## START

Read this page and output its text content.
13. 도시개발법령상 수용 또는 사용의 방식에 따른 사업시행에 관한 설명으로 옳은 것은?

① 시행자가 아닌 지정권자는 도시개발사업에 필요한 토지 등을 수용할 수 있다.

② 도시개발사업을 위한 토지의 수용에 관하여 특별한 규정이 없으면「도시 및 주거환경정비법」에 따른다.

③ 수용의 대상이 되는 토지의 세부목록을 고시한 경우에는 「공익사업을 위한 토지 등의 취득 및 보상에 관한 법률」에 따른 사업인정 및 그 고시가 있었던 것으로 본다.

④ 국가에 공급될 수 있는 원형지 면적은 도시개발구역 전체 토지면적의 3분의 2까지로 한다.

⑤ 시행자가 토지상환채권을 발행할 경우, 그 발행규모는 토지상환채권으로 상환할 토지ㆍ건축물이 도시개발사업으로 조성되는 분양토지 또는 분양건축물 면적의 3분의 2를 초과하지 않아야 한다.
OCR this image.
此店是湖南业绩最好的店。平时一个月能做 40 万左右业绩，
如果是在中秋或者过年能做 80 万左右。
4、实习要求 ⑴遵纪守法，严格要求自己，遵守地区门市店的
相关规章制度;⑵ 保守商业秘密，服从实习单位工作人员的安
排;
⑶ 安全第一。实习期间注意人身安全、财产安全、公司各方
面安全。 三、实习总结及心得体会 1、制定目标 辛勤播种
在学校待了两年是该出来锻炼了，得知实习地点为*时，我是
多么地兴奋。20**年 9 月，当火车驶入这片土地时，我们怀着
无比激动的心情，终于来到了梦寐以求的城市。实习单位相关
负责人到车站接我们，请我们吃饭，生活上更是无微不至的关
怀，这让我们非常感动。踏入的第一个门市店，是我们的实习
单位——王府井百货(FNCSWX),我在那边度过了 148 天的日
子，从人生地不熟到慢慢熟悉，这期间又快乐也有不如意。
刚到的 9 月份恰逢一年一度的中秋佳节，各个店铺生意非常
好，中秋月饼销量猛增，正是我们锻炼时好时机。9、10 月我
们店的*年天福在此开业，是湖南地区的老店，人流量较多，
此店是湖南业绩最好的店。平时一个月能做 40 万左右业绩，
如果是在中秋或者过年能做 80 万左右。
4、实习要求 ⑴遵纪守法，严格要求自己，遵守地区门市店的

## END

## WRITTEN REQUEST
Considering only the records above, state the number of lines that include the word "시행자가", with nothing added.

## CORRECT ANSWER
2